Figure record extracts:

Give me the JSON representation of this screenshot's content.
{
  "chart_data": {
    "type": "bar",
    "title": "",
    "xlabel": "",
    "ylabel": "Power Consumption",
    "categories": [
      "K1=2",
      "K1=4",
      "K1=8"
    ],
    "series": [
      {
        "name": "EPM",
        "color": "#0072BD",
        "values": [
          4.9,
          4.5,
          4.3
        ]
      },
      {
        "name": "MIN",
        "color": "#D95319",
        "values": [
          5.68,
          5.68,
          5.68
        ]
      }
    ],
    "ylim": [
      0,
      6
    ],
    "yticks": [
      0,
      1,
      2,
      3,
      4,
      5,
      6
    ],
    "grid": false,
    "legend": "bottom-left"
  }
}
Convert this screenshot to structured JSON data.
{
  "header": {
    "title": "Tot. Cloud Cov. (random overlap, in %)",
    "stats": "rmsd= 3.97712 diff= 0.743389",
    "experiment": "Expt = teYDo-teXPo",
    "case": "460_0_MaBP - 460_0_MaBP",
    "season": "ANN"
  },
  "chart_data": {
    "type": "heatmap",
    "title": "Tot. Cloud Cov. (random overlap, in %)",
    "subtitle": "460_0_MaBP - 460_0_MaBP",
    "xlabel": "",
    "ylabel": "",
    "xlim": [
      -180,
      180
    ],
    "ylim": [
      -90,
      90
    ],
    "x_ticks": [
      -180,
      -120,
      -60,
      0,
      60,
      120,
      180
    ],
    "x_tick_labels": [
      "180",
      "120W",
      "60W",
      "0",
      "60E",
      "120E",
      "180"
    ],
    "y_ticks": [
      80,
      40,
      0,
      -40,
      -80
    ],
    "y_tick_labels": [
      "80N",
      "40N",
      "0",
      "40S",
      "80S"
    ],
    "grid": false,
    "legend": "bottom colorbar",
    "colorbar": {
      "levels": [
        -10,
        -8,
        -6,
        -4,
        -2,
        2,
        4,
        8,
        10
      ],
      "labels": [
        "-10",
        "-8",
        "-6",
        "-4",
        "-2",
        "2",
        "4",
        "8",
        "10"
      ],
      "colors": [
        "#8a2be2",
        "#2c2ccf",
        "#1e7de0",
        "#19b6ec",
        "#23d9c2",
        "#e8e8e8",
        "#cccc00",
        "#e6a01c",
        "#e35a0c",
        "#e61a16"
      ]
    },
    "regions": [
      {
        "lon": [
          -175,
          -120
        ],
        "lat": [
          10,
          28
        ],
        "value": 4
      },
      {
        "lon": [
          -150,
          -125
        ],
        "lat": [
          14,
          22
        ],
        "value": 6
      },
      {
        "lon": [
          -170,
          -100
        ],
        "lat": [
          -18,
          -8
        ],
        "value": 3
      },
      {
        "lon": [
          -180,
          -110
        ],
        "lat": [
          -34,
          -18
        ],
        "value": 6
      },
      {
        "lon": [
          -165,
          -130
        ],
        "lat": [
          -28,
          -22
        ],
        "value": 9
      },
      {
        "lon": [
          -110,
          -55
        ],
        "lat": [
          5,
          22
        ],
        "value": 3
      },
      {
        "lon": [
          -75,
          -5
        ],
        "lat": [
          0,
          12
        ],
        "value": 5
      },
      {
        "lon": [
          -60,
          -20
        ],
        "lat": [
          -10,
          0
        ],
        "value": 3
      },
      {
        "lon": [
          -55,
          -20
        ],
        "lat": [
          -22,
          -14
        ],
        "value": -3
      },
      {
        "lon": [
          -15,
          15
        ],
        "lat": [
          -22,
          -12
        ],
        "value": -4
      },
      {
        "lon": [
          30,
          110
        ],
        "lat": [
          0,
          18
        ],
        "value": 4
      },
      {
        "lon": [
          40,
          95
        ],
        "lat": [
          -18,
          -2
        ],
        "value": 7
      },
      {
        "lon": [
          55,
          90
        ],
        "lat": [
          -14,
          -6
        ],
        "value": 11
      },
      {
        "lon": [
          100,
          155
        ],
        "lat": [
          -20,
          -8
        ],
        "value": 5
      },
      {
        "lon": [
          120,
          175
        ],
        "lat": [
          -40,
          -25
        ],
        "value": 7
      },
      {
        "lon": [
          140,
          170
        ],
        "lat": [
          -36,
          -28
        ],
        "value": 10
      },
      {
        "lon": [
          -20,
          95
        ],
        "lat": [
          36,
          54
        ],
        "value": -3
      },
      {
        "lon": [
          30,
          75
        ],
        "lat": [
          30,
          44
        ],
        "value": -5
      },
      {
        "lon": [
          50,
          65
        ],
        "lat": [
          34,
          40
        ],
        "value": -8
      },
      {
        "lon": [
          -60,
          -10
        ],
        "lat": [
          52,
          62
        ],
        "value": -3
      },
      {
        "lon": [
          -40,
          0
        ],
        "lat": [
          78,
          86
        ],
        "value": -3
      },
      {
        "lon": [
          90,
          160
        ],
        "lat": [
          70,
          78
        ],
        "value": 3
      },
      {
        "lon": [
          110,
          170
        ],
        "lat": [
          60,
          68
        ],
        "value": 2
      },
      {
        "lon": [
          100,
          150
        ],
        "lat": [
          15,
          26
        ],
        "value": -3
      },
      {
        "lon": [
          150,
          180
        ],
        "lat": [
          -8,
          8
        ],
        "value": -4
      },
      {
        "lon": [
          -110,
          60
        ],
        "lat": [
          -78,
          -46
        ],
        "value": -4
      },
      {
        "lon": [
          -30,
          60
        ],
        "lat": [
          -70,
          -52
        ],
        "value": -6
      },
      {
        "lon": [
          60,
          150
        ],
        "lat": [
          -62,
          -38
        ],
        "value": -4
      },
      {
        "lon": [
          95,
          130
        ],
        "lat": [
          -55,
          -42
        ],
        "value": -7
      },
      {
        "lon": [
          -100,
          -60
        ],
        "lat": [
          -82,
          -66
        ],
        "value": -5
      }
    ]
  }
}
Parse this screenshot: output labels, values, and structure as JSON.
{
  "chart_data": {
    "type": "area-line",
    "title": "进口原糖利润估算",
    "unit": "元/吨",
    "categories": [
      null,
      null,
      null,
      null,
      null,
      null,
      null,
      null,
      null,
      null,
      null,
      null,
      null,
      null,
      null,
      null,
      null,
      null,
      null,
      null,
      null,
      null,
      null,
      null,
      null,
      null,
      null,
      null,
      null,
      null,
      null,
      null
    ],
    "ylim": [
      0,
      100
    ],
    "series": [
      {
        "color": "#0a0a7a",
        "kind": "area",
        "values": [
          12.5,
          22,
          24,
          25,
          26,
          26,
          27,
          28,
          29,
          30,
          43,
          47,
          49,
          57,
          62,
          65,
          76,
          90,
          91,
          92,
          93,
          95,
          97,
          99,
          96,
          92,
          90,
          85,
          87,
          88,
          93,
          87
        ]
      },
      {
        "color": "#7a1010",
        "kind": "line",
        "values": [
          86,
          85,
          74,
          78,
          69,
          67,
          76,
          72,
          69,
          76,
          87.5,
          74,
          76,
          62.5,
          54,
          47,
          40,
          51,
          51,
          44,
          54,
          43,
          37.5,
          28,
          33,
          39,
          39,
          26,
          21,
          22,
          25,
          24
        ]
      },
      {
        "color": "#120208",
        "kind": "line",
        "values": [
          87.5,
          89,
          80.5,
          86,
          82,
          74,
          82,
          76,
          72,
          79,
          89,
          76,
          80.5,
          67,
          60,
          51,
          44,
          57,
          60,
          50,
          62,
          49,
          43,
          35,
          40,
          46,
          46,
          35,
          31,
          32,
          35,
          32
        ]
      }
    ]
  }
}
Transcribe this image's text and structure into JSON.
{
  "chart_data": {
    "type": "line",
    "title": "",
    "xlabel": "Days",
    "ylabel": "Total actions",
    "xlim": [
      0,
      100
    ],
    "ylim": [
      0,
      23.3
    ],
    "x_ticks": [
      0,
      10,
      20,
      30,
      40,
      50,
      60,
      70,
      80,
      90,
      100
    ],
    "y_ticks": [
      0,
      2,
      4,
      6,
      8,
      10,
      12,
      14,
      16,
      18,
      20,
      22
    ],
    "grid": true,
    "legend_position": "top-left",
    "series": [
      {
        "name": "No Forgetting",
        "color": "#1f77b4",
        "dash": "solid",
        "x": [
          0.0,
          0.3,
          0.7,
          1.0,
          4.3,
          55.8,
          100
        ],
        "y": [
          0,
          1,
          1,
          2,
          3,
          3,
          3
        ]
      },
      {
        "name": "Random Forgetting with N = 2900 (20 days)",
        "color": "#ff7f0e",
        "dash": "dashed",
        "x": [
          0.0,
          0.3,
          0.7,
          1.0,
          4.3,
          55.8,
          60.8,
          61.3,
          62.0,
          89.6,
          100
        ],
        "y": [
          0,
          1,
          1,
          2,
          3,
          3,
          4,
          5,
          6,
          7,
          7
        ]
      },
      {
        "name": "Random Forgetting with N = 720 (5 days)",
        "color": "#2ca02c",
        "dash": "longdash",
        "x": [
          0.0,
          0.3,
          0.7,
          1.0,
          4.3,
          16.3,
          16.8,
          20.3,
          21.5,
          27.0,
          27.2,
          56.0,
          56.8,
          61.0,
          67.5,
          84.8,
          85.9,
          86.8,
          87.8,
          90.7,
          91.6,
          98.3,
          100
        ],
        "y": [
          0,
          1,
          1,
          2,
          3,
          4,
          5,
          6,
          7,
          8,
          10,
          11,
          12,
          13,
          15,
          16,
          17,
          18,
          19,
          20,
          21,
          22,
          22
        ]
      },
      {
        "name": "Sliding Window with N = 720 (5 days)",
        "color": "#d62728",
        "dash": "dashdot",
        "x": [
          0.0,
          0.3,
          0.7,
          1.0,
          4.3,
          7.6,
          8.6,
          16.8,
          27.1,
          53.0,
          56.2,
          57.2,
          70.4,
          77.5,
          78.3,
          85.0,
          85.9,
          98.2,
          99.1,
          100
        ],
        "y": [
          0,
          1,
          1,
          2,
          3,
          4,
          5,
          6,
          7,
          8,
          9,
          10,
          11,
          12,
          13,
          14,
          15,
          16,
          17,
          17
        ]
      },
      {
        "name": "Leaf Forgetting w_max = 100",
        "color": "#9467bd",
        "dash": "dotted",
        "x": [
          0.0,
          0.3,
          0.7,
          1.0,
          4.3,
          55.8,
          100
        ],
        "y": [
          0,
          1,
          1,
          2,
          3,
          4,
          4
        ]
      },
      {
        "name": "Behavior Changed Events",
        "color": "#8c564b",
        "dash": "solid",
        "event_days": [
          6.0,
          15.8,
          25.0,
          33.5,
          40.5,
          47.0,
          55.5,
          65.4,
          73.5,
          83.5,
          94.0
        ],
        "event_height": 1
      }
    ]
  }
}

* [GIVEN REQUEST]: Which lines above hold the word "this"? Copy each of them.

* [EXERCISE ANSWER]:
Give me the JSON representation of this screenshot's content.
Convert this screenshot to structured JSON data.
Parse this screenshot: output labels, values, and structure as JSON.
Transcribe this image's text and structure into JSON.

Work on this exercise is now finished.